::: Material provided

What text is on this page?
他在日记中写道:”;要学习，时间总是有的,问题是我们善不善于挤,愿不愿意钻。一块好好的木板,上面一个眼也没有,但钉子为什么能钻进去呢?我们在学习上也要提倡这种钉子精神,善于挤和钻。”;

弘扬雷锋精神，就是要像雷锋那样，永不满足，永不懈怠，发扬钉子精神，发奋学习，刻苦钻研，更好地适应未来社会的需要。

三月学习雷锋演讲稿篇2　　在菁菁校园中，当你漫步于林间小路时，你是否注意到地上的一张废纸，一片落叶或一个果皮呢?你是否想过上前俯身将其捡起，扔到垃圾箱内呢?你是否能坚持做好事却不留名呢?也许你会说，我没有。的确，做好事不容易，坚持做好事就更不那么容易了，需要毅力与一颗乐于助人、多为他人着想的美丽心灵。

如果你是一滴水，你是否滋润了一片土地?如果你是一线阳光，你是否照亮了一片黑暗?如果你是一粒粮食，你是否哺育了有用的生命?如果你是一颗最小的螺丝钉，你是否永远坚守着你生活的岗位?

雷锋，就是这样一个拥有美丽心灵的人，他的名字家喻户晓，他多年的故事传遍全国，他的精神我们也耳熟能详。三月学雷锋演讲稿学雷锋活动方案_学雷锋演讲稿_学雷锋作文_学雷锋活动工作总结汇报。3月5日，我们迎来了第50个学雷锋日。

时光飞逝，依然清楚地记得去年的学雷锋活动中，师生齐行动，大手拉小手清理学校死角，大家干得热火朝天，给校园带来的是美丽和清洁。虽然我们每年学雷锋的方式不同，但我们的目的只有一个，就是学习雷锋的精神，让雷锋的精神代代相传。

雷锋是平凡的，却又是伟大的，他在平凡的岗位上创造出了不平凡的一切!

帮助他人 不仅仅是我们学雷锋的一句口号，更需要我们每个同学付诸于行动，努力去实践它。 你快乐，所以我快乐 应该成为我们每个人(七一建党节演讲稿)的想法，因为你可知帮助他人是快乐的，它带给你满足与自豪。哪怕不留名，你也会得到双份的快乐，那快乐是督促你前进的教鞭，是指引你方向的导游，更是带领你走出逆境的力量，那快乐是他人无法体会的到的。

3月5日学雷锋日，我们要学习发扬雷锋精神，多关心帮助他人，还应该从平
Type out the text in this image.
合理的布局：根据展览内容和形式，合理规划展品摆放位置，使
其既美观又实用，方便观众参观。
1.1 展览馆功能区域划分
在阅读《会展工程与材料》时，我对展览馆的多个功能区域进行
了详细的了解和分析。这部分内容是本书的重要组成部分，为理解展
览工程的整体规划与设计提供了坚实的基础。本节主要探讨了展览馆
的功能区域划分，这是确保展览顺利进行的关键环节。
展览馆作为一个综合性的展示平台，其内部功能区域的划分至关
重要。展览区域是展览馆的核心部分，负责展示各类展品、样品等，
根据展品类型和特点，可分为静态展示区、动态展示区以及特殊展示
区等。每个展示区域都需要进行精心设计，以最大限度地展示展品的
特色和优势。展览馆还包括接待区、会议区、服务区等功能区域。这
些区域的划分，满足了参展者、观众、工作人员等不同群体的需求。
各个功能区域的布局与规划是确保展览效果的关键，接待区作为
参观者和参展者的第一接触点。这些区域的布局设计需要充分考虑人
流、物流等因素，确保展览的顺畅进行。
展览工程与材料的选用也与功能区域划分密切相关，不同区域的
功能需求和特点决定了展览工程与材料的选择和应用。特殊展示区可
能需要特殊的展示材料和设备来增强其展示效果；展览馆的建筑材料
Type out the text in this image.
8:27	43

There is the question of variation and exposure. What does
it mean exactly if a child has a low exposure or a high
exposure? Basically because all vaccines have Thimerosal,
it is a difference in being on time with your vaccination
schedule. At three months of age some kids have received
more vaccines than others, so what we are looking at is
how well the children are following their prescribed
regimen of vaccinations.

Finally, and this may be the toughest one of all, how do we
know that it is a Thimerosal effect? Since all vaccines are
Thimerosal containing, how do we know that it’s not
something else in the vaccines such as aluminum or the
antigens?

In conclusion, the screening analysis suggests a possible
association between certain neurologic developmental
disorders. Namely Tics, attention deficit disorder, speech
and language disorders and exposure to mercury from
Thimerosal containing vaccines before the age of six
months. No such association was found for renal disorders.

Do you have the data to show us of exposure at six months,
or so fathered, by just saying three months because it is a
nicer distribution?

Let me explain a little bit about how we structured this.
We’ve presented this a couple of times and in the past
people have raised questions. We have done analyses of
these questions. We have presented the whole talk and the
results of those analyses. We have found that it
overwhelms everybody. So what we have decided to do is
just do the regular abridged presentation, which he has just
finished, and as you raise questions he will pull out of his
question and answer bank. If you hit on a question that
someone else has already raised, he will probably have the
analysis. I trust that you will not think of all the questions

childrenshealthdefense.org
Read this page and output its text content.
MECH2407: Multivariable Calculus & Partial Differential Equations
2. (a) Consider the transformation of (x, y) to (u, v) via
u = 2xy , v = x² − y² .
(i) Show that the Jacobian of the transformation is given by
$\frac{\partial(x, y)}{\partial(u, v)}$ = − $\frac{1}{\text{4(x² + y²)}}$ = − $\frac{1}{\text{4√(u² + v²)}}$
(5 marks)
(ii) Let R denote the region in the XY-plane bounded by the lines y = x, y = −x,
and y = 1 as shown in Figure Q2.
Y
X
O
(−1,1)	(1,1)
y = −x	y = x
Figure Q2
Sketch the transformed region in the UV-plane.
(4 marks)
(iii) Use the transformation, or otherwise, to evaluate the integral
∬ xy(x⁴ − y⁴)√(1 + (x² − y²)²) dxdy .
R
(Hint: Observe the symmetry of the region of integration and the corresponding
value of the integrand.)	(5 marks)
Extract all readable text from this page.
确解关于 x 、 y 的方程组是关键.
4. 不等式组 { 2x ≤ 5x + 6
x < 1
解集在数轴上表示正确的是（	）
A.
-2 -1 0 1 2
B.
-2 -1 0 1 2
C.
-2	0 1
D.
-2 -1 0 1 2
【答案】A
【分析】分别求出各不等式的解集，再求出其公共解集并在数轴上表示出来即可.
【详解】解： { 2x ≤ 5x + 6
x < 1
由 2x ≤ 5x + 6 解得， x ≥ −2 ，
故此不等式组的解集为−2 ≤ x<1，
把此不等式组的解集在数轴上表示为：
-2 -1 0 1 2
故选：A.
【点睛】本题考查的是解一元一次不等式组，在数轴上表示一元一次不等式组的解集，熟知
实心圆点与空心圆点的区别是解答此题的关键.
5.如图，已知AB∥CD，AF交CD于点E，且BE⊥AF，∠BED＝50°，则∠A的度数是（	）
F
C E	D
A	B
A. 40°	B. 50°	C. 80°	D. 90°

::::::

» The exercise: Reproduce the material precisely, including every line.

» Task solution:
What text is on this page?
他在日记中写道:”;要学习，时间总是有的,问题是我们善不善于挤,愿不愿意钻。一块好好的木板,上面一个眼也没有,但钉子为什么能钻进去呢?我们在学习上也要提倡这种钉子精神,善于挤和钻。”;

弘扬雷锋精神，就是要像雷锋那样，永不满足，永不懈怠，发扬钉子精神，发奋学习，刻苦钻研，更好地适应未来社会的需要。

三月学习雷锋演讲稿篇2　　在菁菁校园中，当你漫步于林间小路时，你是否注意到地上的一张废纸，一片落叶或一个果皮呢?你是否想过上前俯身将其捡起，扔到垃圾箱内呢?你是否能坚持做好事却不留名呢?也许你会说，我没有。的确，做好事不容易，坚持做好事就更不那么容易了，需要毅力与一颗乐于助人、多为他人着想的美丽心灵。

如果你是一滴水，你是否滋润了一片土地?如果你是一线阳光，你是否照亮了一片黑暗?如果你是一粒粮食，你是否哺育了有用的生命?如果你是一颗最小的螺丝钉，你是否永远坚守着你生活的岗位?

雷锋，就是这样一个拥有美丽心灵的人，他的名字家喻户晓，他多年的故事传遍全国，他的精神我们也耳熟能详。三月学雷锋演讲稿学雷锋活动方案_学雷锋演讲稿_学雷锋作文_学雷锋活动工作总结汇报。3月5日，我们迎来了第50个学雷锋日。

时光飞逝，依然清楚地记得去年的学雷锋活动中，师生齐行动，大手拉小手清理学校死角，大家干得热火朝天，给校园带来的是美丽和清洁。虽然我们每年学雷锋的方式不同，但我们的目的只有一个，就是学习雷锋的精神，让雷锋的精神代代相传。

雷锋是平凡的，却又是伟大的，他在平凡的岗位上创造出了不平凡的一切!

帮助他人 不仅仅是我们学雷锋的一句口号，更需要我们每个同学付诸于行动，努力去实践它。 你快乐，所以我快乐 应该成为我们每个人(七一建党节演讲稿)的想法，因为你可知帮助他人是快乐的，它带给你满足与自豪。哪怕不留名，你也会得到双份的快乐，那快乐是督促你前进的教鞭，是指引你方向的导游，更是带领你走出逆境的力量，那快乐是他人无法体会的到的。

3月5日学雷锋日，我们要学习发扬雷锋精神，多关心帮助他人，还应该从平
Type out the text in this image.
合理的布局：根据展览内容和形式，合理规划展品摆放位置，使
其既美观又实用，方便观众参观。
1.1 展览馆功能区域划分
在阅读《会展工程与材料》时，我对展览馆的多个功能区域进行
了详细的了解和分析。这部分内容是本书的重要组成部分，为理解展
览工程的整体规划与设计提供了坚实的基础。本节主要探讨了展览馆
的功能区域划分，这是确保展览顺利进行的关键环节。
展览馆作为一个综合性的展示平台，其内部功能区域的划分至关
重要。展览区域是展览馆的核心部分，负责展示各类展品、样品等，
根据展品类型和特点，可分为静态展示区、动态展示区以及特殊展示
区等。每个展示区域都需要进行精心设计，以最大限度地展示展品的
特色和优势。展览馆还包括接待区、会议区、服务区等功能区域。这
些区域的划分，满足了参展者、观众、工作人员等不同群体的需求。
各个功能区域的布局与规划是确保展览效果的关键，接待区作为
参观者和参展者的第一接触点。这些区域的布局设计需要充分考虑人
流、物流等因素，确保展览的顺畅进行。
展览工程与材料的选用也与功能区域划分密切相关，不同区域的
功能需求和特点决定了展览工程与材料的选择和应用。特殊展示区可
能需要特殊的展示材料和设备来增强其展示效果；展览馆的建筑材料
Type out the text in this image.
8:27	43

There is the question of variation and exposure. What does
it mean exactly if a child has a low exposure or a high
exposure? Basically because all vaccines have Thimerosal,
it is a difference in being on time with your vaccination
schedule. At three months of age some kids have received
more vaccines than others, so what we are looking at is
how well the children are following their prescribed
regimen of vaccinations.

Finally, and this may be the toughest one of all, how do we
know that it is a Thimerosal effect? Since all vaccines are
Thimerosal containing, how do we know that it’s not
something else in the vaccines such as aluminum or the
antigens?

In conclusion, the screening analysis suggests a possible
association between certain neurologic developmental
disorders. Namely Tics, attention deficit disorder, speech
and language disorders and exposure to mercury from
Thimerosal containing vaccines before the age of six
months. No such association was found for renal disorders.

Do you have the data to show us of exposure at six months,
or so fathered, by just saying three months because it is a
nicer distribution?

Let me explain a little bit about how we structured this.
We’ve presented this a couple of times and in the past
people have raised questions. We have done analyses of
these questions. We have presented the whole talk and the
results of those analyses. We have found that it
overwhelms everybody. So what we have decided to do is
just do the regular abridged presentation, which he has just
finished, and as you raise questions he will pull out of his
question and answer bank. If you hit on a question that
someone else has already raised, he will probably have the
analysis. I trust that you will not think of all the questions

childrenshealthdefense.org
Read this page and output its text content.
MECH2407: Multivariable Calculus & Partial Differential Equations
2. (a) Consider the transformation of (x, y) to (u, v) via
u = 2xy , v = x² − y² .
(i) Show that the Jacobian of the transformation is given by
$\frac{\partial(x, y)}{\partial(u, v)}$ = − $\frac{1}{\text{4(x² + y²)}}$ = − $\frac{1}{\text{4√(u² + v²)}}$
(5 marks)
(ii) Let R denote the region in the XY-plane bounded by the lines y = x, y = −x,
and y = 1 as shown in Figure Q2.
Y
X
O
(−1,1)	(1,1)
y = −x	y = x
Figure Q2
Sketch the transformed region in the UV-plane.
(4 marks)
(iii) Use the transformation, or otherwise, to evaluate the integral
∬ xy(x⁴ − y⁴)√(1 + (x² − y²)²) dxdy .
R
(Hint: Observe the symmetry of the region of integration and the corresponding
value of the integrand.)	(5 marks)
Extract all readable text from this page.
确解关于 x 、 y 的方程组是关键.
4. 不等式组 { 2x ≤ 5x + 6
x < 1
解集在数轴上表示正确的是（	）
A.
-2 -1 0 1 2
B.
-2 -1 0 1 2
C.
-2	0 1
D.
-2 -1 0 1 2
【答案】A
【分析】分别求出各不等式的解集，再求出其公共解集并在数轴上表示出来即可.
【详解】解： { 2x ≤ 5x + 6
x < 1
由 2x ≤ 5x + 6 解得， x ≥ −2 ，
故此不等式组的解集为−2 ≤ x<1，
把此不等式组的解集在数轴上表示为：
-2 -1 0 1 2
故选：A.
【点睛】本题考查的是解一元一次不等式组，在数轴上表示一元一次不等式组的解集，熟知
实心圆点与空心圆点的区别是解答此题的关键.
5.如图，已知AB∥CD，AF交CD于点E，且BE⊥AF，∠BED＝50°，则∠A的度数是（	）
F
C E	D
A	B
A. 40°	B. 50°	C. 80°	D. 90°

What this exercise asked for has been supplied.